### EXERCISE INSTRUCTIONS
Output the data below in full, byte for byte. Nothing may differ.

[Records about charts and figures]
···
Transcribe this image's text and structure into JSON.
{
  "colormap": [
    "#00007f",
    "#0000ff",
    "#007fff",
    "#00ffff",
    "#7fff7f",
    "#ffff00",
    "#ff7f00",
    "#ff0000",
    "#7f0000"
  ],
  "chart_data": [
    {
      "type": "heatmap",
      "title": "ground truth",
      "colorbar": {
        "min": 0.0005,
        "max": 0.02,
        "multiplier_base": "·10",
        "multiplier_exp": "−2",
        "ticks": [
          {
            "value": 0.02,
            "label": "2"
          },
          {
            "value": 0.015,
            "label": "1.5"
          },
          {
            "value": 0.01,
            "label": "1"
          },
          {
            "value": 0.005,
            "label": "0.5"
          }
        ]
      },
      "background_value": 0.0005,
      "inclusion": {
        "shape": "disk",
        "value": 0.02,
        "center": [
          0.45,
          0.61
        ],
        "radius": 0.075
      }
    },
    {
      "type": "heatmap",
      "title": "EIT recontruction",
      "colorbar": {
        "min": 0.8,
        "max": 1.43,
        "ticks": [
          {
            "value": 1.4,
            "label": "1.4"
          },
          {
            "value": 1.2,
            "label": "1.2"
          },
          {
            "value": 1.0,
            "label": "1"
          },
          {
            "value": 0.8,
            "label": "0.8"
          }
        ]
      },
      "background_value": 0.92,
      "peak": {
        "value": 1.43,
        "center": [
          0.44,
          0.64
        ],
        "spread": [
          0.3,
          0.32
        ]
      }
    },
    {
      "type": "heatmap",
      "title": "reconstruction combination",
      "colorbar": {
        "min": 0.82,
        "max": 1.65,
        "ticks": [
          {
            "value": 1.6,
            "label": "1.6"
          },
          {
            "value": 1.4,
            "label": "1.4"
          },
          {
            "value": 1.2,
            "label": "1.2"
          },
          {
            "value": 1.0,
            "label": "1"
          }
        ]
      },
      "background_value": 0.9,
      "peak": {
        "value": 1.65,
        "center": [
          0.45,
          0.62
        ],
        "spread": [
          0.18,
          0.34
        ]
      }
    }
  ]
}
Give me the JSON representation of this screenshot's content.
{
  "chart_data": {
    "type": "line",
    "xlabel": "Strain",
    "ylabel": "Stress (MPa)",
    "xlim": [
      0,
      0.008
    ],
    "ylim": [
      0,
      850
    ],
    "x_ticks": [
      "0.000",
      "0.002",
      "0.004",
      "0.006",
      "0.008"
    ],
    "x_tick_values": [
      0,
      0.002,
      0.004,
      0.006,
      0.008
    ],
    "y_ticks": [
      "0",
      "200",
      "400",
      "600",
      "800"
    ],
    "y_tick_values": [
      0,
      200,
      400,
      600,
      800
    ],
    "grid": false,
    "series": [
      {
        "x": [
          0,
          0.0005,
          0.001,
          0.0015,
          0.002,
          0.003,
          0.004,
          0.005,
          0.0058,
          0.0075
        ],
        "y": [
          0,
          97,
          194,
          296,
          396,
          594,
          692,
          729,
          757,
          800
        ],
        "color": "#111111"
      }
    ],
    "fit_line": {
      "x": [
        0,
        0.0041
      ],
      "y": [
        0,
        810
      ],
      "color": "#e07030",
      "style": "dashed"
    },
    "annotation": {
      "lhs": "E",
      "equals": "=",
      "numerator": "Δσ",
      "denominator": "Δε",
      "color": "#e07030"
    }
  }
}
···
### SOLUTION FOR THIS EXERCISE
Transcribe this image's text and structure into JSON.
{
  "colormap": [
    "#00007f",
    "#0000ff",
    "#007fff",
    "#00ffff",
    "#7fff7f",
    "#ffff00",
    "#ff7f00",
    "#ff0000",
    "#7f0000"
  ],
  "chart_data": [
    {
      "type": "heatmap",
      "title": "ground truth",
      "colorbar": {
        "min": 0.0005,
        "max": 0.02,
        "multiplier_base": "·10",
        "multiplier_exp": "−2",
        "ticks": [
          {
            "value": 0.02,
            "label": "2"
          },
          {
            "value": 0.015,
            "label": "1.5"
          },
          {
            "value": 0.01,
            "label": "1"
          },
          {
            "value": 0.005,
            "label": "0.5"
          }
        ]
      },
      "background_value": 0.0005,
      "inclusion": {
        "shape": "disk",
        "value": 0.02,
        "center": [
          0.45,
          0.61
        ],
        "radius": 0.075
      }
    },
    {
      "type": "heatmap",
      "title": "EIT recontruction",
      "colorbar": {
        "min": 0.8,
        "max": 1.43,
        "ticks": [
          {
            "value": 1.4,
            "label": "1.4"
          },
          {
            "value": 1.2,
            "label": "1.2"
          },
          {
            "value": 1.0,
            "label": "1"
          },
          {
            "value": 0.8,
            "label": "0.8"
          }
        ]
      },
      "background_value": 0.92,
      "peak": {
        "value": 1.43,
        "center": [
          0.44,
          0.64
        ],
        "spread": [
          0.3,
          0.32
        ]
      }
    },
    {
      "type": "heatmap",
      "title": "reconstruction combination",
      "colorbar": {
        "min": 0.82,
        "max": 1.65,
        "ticks": [
          {
            "value": 1.6,
            "label": "1.6"
          },
          {
            "value": 1.4,
            "label": "1.4"
          },
          {
            "value": 1.2,
            "label": "1.2"
          },
          {
            "value": 1.0,
            "label": "1"
          }
        ]
      },
      "background_value": 0.9,
      "peak": {
        "value": 1.65,
        "center": [
          0.45,
          0.62
        ],
        "spread": [
          0.18,
          0.34
        ]
      }
    }
  ]
}
Give me the JSON representation of this screenshot's content.
{
  "chart_data": {
    "type": "line",
    "xlabel": "Strain",
    "ylabel": "Stress (MPa)",
    "xlim": [
      0,
      0.008
    ],
    "ylim": [
      0,
      850
    ],
    "x_ticks": [
      "0.000",
      "0.002",
      "0.004",
      "0.006",
      "0.008"
    ],
    "x_tick_values": [
      0,
      0.002,
      0.004,
      0.006,
      0.008
    ],
    "y_ticks": [
      "0",
      "200",
      "400",
      "600",
      "800"
    ],
    "y_tick_values": [
      0,
      200,
      400,
      600,
      800
    ],
    "grid": false,
    "series": [
      {
        "x": [
          0,
          0.0005,
          0.001,
          0.0015,
          0.002,
          0.003,
          0.004,
          0.005,
          0.0058,
          0.0075
        ],
        "y": [
          0,
          97,
          194,
          296,
          396,
          594,
          692,
          729,
          757,
          800
        ],
        "color": "#111111"
      }
    ],
    "fit_line": {
      "x": [
        0,
        0.0041
      ],
      "y": [
        0,
        810
      ],
      "color": "#e07030",
      "style": "dashed"
    },
    "annotation": {
      "lhs": "E",
      "equals": "=",
      "numerator": "Δσ",
      "denominator": "Δε",
      "color": "#e07030"
    }
  }
}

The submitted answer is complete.